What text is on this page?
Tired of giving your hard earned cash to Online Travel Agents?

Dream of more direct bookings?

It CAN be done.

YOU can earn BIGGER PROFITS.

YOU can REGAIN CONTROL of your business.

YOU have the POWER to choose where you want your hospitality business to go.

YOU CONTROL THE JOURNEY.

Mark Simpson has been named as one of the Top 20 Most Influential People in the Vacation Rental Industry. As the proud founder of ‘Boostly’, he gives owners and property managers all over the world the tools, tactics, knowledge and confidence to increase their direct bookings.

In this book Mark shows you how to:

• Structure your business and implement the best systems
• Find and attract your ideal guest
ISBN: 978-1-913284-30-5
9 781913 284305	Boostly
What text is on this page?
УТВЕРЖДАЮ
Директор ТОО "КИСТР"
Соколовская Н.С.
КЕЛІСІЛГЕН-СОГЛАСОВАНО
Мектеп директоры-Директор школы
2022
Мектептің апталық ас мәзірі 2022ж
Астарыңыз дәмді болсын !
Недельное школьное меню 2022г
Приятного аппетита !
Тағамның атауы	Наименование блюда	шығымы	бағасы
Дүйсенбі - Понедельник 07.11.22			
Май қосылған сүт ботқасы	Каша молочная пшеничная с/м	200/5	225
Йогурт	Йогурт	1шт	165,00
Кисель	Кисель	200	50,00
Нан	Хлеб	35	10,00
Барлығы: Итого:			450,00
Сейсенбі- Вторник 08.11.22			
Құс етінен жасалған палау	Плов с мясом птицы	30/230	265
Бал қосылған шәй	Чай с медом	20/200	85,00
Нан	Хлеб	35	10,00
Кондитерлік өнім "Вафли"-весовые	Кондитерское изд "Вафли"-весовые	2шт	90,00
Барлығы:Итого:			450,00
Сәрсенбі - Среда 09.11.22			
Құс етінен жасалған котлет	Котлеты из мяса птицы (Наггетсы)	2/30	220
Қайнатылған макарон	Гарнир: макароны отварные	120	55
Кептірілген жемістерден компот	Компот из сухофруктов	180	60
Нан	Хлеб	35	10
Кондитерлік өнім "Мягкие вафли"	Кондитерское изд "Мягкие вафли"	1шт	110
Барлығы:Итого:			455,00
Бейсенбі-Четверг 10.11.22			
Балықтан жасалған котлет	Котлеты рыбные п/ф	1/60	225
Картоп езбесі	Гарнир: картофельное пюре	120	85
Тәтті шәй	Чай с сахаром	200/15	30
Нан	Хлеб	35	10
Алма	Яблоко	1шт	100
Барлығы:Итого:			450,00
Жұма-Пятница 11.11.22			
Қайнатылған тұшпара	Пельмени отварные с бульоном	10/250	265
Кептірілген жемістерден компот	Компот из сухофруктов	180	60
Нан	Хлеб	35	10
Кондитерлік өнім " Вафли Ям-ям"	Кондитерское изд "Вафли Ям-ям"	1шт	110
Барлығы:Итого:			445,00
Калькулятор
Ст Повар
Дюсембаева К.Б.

· · · · · · ·

◆ WRITTEN INSTRUCTION ◆
Reproduce the records above exactly.

◆ EXERCISE ANSWER ◆
What text is on this page?
Tired of giving your hard earned cash to Online Travel Agents?

Dream of more direct bookings?

It CAN be done.

YOU can earn BIGGER PROFITS.

YOU can REGAIN CONTROL of your business.

YOU have the POWER to choose where you want your hospitality business to go.

YOU CONTROL THE JOURNEY.

Mark Simpson has been named as one of the Top 20 Most Influential People in the Vacation Rental Industry. As the proud founder of ‘Boostly’, he gives owners and property managers all over the world the tools, tactics, knowledge and confidence to increase their direct bookings.

In this book Mark shows you how to:

• Structure your business and implement the best systems
• Find and attract your ideal guest
ISBN: 978-1-913284-30-5
9 781913 284305	Boostly
What text is on this page?
УТВЕРЖДАЮ
Директор ТОО "КИСТР"
Соколовская Н.С.
КЕЛІСІЛГЕН-СОГЛАСОВАНО
Мектеп директоры-Директор школы
2022
Мектептің апталық ас мәзірі 2022ж
Астарыңыз дәмді болсын !
Недельное школьное меню 2022г
Приятного аппетита !
Тағамның атауы	Наименование блюда	шығымы	бағасы
Дүйсенбі - Понедельник 07.11.22			
Май қосылған сүт ботқасы	Каша молочная пшеничная с/м	200/5	225
Йогурт	Йогурт	1шт	165,00
Кисель	Кисель	200	50,00
Нан	Хлеб	35	10,00
Барлығы: Итого:			450,00
Сейсенбі- Вторник 08.11.22			
Құс етінен жасалған палау	Плов с мясом птицы	30/230	265
Бал қосылған шәй	Чай с медом	20/200	85,00
Нан	Хлеб	35	10,00
Кондитерлік өнім "Вафли"-весовые	Кондитерское изд "Вафли"-весовые	2шт	90,00
Барлығы:Итого:			450,00
Сәрсенбі - Среда 09.11.22			
Құс етінен жасалған котлет	Котлеты из мяса птицы (Наггетсы)	2/30	220
Қайнатылған макарон	Гарнир: макароны отварные	120	55
Кептірілген жемістерден компот	Компот из сухофруктов	180	60
Нан	Хлеб	35	10
Кондитерлік өнім "Мягкие вафли"	Кондитерское изд "Мягкие вафли"	1шт	110
Барлығы:Итого:			455,00
Бейсенбі-Четверг 10.11.22			
Балықтан жасалған котлет	Котлеты рыбные п/ф	1/60	225
Картоп езбесі	Гарнир: картофельное пюре	120	85
Тәтті шәй	Чай с сахаром	200/15	30
Нан	Хлеб	35	10
Алма	Яблоко	1шт	100
Барлығы:Итого:			450,00
Жұма-Пятница 11.11.22			
Қайнатылған тұшпара	Пельмени отварные с бульоном	10/250	265
Кептірілген жемістерден компот	Компот из сухофруктов	180	60
Нан	Хлеб	35	10
Кондитерлік өнім " Вафли Ям-ям"	Кондитерское изд "Вафли Ям-ям"	1шт	110
Барлығы:Итого:			445,00
Калькулятор
Ст Повар
Дюсембаева К.Б.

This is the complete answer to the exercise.